▶ Set problem
Check each line of the listing below for the string "CDOM", and copy the ones that have it.

——

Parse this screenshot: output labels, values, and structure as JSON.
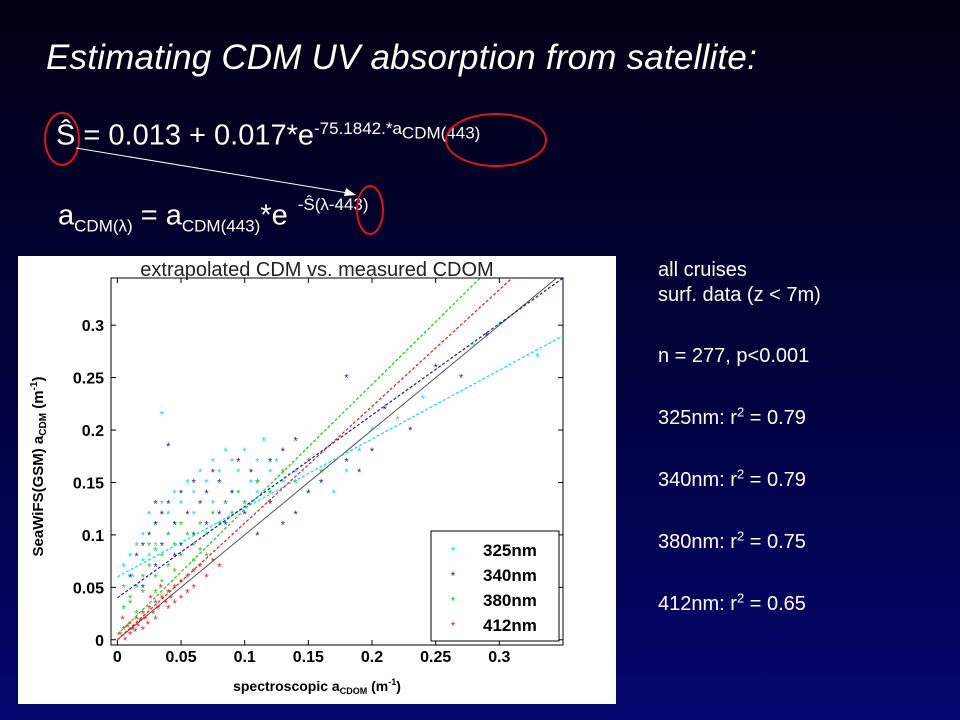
{
  "title": "Estimating CDM UV absorption from satellite:",
  "equation1": {
    "lhs": "Ŝ",
    "rhs": "= 0.013  + 0.017*e",
    "exponent": "-75.1842.*a",
    "exponent_sub": "CDM(443)"
  },
  "equation2": {
    "lhs_main": "a",
    "lhs_sub": "CDM(λ)",
    "mid": " = a",
    "mid_sub": "CDM(443)",
    "tail": "*e",
    "exponent": "-Ŝ(λ-443)"
  },
  "stats": {
    "line1": "all cruises",
    "line2": "surf. data (z < 7m)",
    "n_line": "n = 277, p<0.001",
    "rows": [
      {
        "label": "325nm: r",
        "sup": "2",
        "value": " = 0.79"
      },
      {
        "label": "340nm: r",
        "sup": "2",
        "value": " = 0.79"
      },
      {
        "label": "380nm: r",
        "sup": "2",
        "value": " = 0.75"
      },
      {
        "label": "412nm: r",
        "sup": "2",
        "value": " = 0.65"
      }
    ]
  },
  "colors": {
    "annotation_circle": "#e8101a",
    "325nm": "#00e0ff",
    "340nm": "#1a1aa8",
    "380nm": "#10d010",
    "412nm": "#ff1010"
  },
  "chart_data": {
    "type": "scatter",
    "title": "extrapolated CDM vs. measured CDOM",
    "xlabel": "spectroscopic a",
    "xlabel_sub": "CDOM",
    "xlabel_unit": " (m",
    "xlabel_unit_sup": "-1",
    "xlabel_close": ")",
    "ylabel": "SeaWiFS(GSM) a",
    "ylabel_sub": "CDM",
    "ylabel_unit": " (m",
    "ylabel_unit_sup": "-1",
    "ylabel_close": ")",
    "xlim": [
      -0.005,
      0.35
    ],
    "ylim": [
      -0.005,
      0.345
    ],
    "xticks": [
      0,
      0.05,
      0.1,
      0.15,
      0.2,
      0.25,
      0.3
    ],
    "xtick_labels": [
      "0",
      "0.05",
      "0.1",
      "0.15",
      "0.2",
      "0.25",
      "0.3"
    ],
    "yticks": [
      0,
      0.05,
      0.1,
      0.15,
      0.2,
      0.25,
      0.3
    ],
    "ytick_labels": [
      "0",
      "0.05",
      "0.1",
      "0.15",
      "0.2",
      "0.25",
      "0.3"
    ],
    "legend_position": "bottom-right",
    "one_to_one_line": true,
    "series": [
      {
        "name": "325nm",
        "color": "#00e0ff",
        "fit": {
          "x": [
            0,
            0.35
          ],
          "y": [
            0.06,
            0.29
          ]
        },
        "points": [
          [
            0.01,
            0.08
          ],
          [
            0.015,
            0.09
          ],
          [
            0.02,
            0.1
          ],
          [
            0.025,
            0.12
          ],
          [
            0.03,
            0.11
          ],
          [
            0.035,
            0.13
          ],
          [
            0.04,
            0.12
          ],
          [
            0.045,
            0.14
          ],
          [
            0.05,
            0.13
          ],
          [
            0.055,
            0.15
          ],
          [
            0.06,
            0.14
          ],
          [
            0.065,
            0.16
          ],
          [
            0.07,
            0.15
          ],
          [
            0.075,
            0.17
          ],
          [
            0.08,
            0.16
          ],
          [
            0.085,
            0.18
          ],
          [
            0.09,
            0.17
          ],
          [
            0.095,
            0.16
          ],
          [
            0.1,
            0.18
          ],
          [
            0.105,
            0.15
          ],
          [
            0.11,
            0.17
          ],
          [
            0.115,
            0.19
          ],
          [
            0.12,
            0.16
          ],
          [
            0.125,
            0.17
          ],
          [
            0.13,
            0.15
          ],
          [
            0.14,
            0.16
          ],
          [
            0.15,
            0.14
          ],
          [
            0.16,
            0.15
          ],
          [
            0.17,
            0.14
          ],
          [
            0.18,
            0.16
          ],
          [
            0.19,
            0.18
          ],
          [
            0.2,
            0.2
          ],
          [
            0.22,
            0.21
          ],
          [
            0.24,
            0.23
          ],
          [
            0.28,
            0.28
          ],
          [
            0.33,
            0.27
          ],
          [
            0.3,
            0.3
          ],
          [
            0.035,
            0.215
          ],
          [
            0.012,
            0.06
          ],
          [
            0.02,
            0.075
          ],
          [
            0.005,
            0.07
          ],
          [
            0.06,
            0.12
          ],
          [
            0.075,
            0.13
          ],
          [
            0.09,
            0.14
          ],
          [
            0.1,
            0.13
          ],
          [
            0.11,
            0.14
          ],
          [
            0.045,
            0.11
          ],
          [
            0.03,
            0.09
          ],
          [
            0.025,
            0.08
          ],
          [
            0.04,
            0.1
          ]
        ]
      },
      {
        "name": "340nm",
        "color": "#1a1aa8",
        "fit": {
          "x": [
            0,
            0.35
          ],
          "y": [
            0.04,
            0.345
          ]
        },
        "points": [
          [
            0.01,
            0.06
          ],
          [
            0.015,
            0.08
          ],
          [
            0.02,
            0.09
          ],
          [
            0.025,
            0.1
          ],
          [
            0.03,
            0.11
          ],
          [
            0.035,
            0.12
          ],
          [
            0.04,
            0.13
          ],
          [
            0.045,
            0.11
          ],
          [
            0.05,
            0.14
          ],
          [
            0.055,
            0.12
          ],
          [
            0.06,
            0.15
          ],
          [
            0.065,
            0.13
          ],
          [
            0.07,
            0.14
          ],
          [
            0.075,
            0.16
          ],
          [
            0.08,
            0.15
          ],
          [
            0.085,
            0.13
          ],
          [
            0.09,
            0.14
          ],
          [
            0.095,
            0.17
          ],
          [
            0.1,
            0.12
          ],
          [
            0.105,
            0.16
          ],
          [
            0.11,
            0.1
          ],
          [
            0.12,
            0.13
          ],
          [
            0.13,
            0.11
          ],
          [
            0.14,
            0.12
          ],
          [
            0.15,
            0.14
          ],
          [
            0.16,
            0.15
          ],
          [
            0.18,
            0.17
          ],
          [
            0.2,
            0.18
          ],
          [
            0.21,
            0.22
          ],
          [
            0.23,
            0.2
          ],
          [
            0.25,
            0.26
          ],
          [
            0.27,
            0.25
          ],
          [
            0.29,
            0.29
          ],
          [
            0.18,
            0.25
          ],
          [
            0.04,
            0.185
          ],
          [
            0.19,
            0.16
          ],
          [
            0.03,
            0.07
          ],
          [
            0.02,
            0.05
          ],
          [
            0.05,
            0.09
          ],
          [
            0.06,
            0.1
          ],
          [
            0.07,
            0.11
          ],
          [
            0.08,
            0.12
          ],
          [
            0.085,
            0.11
          ],
          [
            0.045,
            0.08
          ],
          [
            0.035,
            0.09
          ],
          [
            0.11,
            0.15
          ],
          [
            0.12,
            0.17
          ],
          [
            0.13,
            0.18
          ],
          [
            0.14,
            0.19
          ],
          [
            0.03,
            0.13
          ]
        ]
      },
      {
        "name": "380nm",
        "color": "#10d010",
        "fit": {
          "x": [
            0,
            0.285
          ],
          "y": [
            0.005,
            0.345
          ]
        },
        "points": [
          [
            0.005,
            0.03
          ],
          [
            0.01,
            0.04
          ],
          [
            0.015,
            0.05
          ],
          [
            0.02,
            0.06
          ],
          [
            0.025,
            0.07
          ],
          [
            0.03,
            0.06
          ],
          [
            0.035,
            0.08
          ],
          [
            0.04,
            0.07
          ],
          [
            0.045,
            0.09
          ],
          [
            0.05,
            0.08
          ],
          [
            0.055,
            0.1
          ],
          [
            0.06,
            0.09
          ],
          [
            0.065,
            0.11
          ],
          [
            0.07,
            0.1
          ],
          [
            0.075,
            0.12
          ],
          [
            0.08,
            0.11
          ],
          [
            0.085,
            0.13
          ],
          [
            0.09,
            0.12
          ],
          [
            0.095,
            0.14
          ],
          [
            0.1,
            0.13
          ],
          [
            0.11,
            0.15
          ],
          [
            0.12,
            0.14
          ],
          [
            0.13,
            0.16
          ],
          [
            0.14,
            0.15
          ],
          [
            0.15,
            0.17
          ],
          [
            0.16,
            0.16
          ],
          [
            0.005,
            0.05
          ],
          [
            0.01,
            0.035
          ],
          [
            0.02,
            0.045
          ],
          [
            0.025,
            0.09
          ],
          [
            0.03,
            0.085
          ],
          [
            0.04,
            0.1
          ],
          [
            0.045,
            0.065
          ],
          [
            0.05,
            0.11
          ],
          [
            0.06,
            0.075
          ],
          [
            0.065,
            0.085
          ],
          [
            0.07,
            0.08
          ],
          [
            0.03,
            0.045
          ],
          [
            0.035,
            0.055
          ],
          [
            0.015,
            0.025
          ]
        ]
      },
      {
        "name": "412nm",
        "color": "#ff1010",
        "fit": {
          "x": [
            0,
            0.31
          ],
          "y": [
            0.0,
            0.345
          ]
        },
        "points": [
          [
            0.002,
            0.005
          ],
          [
            0.005,
            0.01
          ],
          [
            0.008,
            0.012
          ],
          [
            0.01,
            0.015
          ],
          [
            0.012,
            0.01
          ],
          [
            0.015,
            0.02
          ],
          [
            0.018,
            0.018
          ],
          [
            0.02,
            0.025
          ],
          [
            0.022,
            0.02
          ],
          [
            0.025,
            0.03
          ],
          [
            0.028,
            0.025
          ],
          [
            0.03,
            0.035
          ],
          [
            0.032,
            0.03
          ],
          [
            0.035,
            0.04
          ],
          [
            0.038,
            0.035
          ],
          [
            0.04,
            0.045
          ],
          [
            0.042,
            0.04
          ],
          [
            0.045,
            0.05
          ],
          [
            0.05,
            0.055
          ],
          [
            0.055,
            0.06
          ],
          [
            0.06,
            0.065
          ],
          [
            0.065,
            0.07
          ],
          [
            0.07,
            0.06
          ],
          [
            0.075,
            0.075
          ],
          [
            0.08,
            0.07
          ],
          [
            0.004,
            0.02
          ],
          [
            0.006,
            0.0
          ],
          [
            0.01,
            0.005
          ],
          [
            0.014,
            0.008
          ],
          [
            0.016,
            0.013
          ],
          [
            0.02,
            0.01
          ],
          [
            0.024,
            0.015
          ],
          [
            0.026,
            0.04
          ],
          [
            0.03,
            0.02
          ],
          [
            0.034,
            0.05
          ],
          [
            0.04,
            0.03
          ],
          [
            0.045,
            0.035
          ],
          [
            0.05,
            0.04
          ],
          [
            0.055,
            0.045
          ],
          [
            0.06,
            0.05
          ]
        ]
      }
    ]
  }
}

——

▶ Final result
    "title": "extrapolated CDM vs. measured CDOM",
    "xlabel_sub": "CDOM",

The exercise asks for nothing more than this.